**YOUR TASK**
Copy every entry word for word, but skip the pictures.

:::::

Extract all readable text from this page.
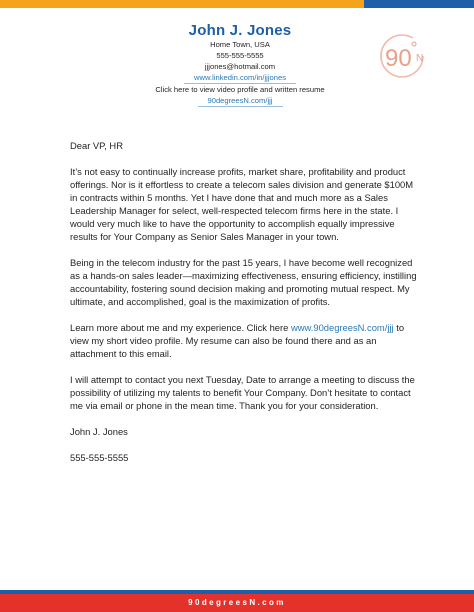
John J. Jones
Home Town, USA
555-555-5555
jjjones@hotmail.com
www.linkedin.com/in/jjjones
Click here to view video profile and written resume
90degreesN.com/jjj
90 N

Dear VP, HR

It’s not easy to continually increase profits, market share, profitability and product offerings. Nor is it effortless to create a telecom sales division and generate $100M in contracts within 5 months. Yet I have done that and much more as a Sales Leadership Manager for select, well-respected telecom firms here in the state. I would very much like to have the opportunity to accomplish equally impressive results for Your Company as Senior Sales Manager in your town.

Being in the telecom industry for the past 15 years, I have become well recognized as a hands-on sales leader—maximizing effectiveness, ensuring efficiency, instilling accountability, fostering sound decision making and promoting mutual respect. My ultimate, and accomplished, goal is the maximization of profits.

Learn more about me and my experience. Click here www.90degreesN.com/jjj to view my short video profile. My resume can also be found there and as an attachment to this email.

I will attempt to contact you next Tuesday, Date to arrange a meeting to discuss the possibility of utilizing my talents to benefit Your Company. Don’t hesitate to contact me via email or phone in the mean time. Thank you for your consideration.

John J. Jones

555-555-5555

90degreesN.com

:::::

**RESPONSE FOR THIS EXERCISE**
Extract all readable text from this page.
John J. Jones
Home Town, USA
555-555-5555
jjjones@hotmail.com
www.linkedin.com/in/jjjones
Click here to view video profile and written resume
90degreesN.com/jjj
90 N

Dear VP, HR

It’s not easy to continually increase profits, market share, profitability and product offerings. Nor is it effortless to create a telecom sales division and generate $100M in contracts within 5 months. Yet I have done that and much more as a Sales Leadership Manager for select, well-respected telecom firms here in the state. I would very much like to have the opportunity to accomplish equally impressive results for Your Company as Senior Sales Manager in your town.

Being in the telecom industry for the past 15 years, I have become well recognized as a hands-on sales leader—maximizing effectiveness, ensuring efficiency, instilling accountability, fostering sound decision making and promoting mutual respect. My ultimate, and accomplished, goal is the maximization of profits.

Learn more about me and my experience. Click here www.90degreesN.com/jjj to view my short video profile. My resume can also be found there and as an attachment to this email.

I will attempt to contact you next Tuesday, Date to arrange a meeting to discuss the possibility of utilizing my talents to benefit Your Company. Don’t hesitate to contact me via email or phone in the mean time. Thank you for your consideration.

John J. Jones

555-555-5555

90degreesN.com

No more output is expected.